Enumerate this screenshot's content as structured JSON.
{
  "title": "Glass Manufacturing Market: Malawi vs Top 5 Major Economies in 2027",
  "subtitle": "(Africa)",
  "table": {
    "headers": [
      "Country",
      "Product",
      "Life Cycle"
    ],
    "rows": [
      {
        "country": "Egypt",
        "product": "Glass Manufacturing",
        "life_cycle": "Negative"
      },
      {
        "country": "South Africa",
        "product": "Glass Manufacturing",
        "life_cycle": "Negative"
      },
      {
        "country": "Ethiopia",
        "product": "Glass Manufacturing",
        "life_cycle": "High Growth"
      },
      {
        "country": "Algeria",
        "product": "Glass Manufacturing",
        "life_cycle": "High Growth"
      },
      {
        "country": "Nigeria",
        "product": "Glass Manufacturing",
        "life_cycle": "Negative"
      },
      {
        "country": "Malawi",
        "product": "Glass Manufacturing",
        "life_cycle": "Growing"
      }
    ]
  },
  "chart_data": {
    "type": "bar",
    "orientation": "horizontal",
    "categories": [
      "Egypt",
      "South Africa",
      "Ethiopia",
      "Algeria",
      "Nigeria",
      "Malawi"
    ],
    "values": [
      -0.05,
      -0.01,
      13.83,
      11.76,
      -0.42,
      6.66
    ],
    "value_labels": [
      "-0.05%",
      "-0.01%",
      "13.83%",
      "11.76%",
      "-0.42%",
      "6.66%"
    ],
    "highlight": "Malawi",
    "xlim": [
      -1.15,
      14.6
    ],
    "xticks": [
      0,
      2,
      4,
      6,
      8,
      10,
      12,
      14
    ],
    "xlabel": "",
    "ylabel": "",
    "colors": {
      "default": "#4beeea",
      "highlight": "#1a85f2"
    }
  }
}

- - - -

#### TASK DIRECTIONS
Find each line that has the word "Malawi", then copy it out.

#### FULL OUTPUT
  "title": "Glass Manufacturing Market: Malawi vs Top 5 Major Economies in 2027",
        "country": "Malawi",
      "Malawi"
    "highlight": "Malawi",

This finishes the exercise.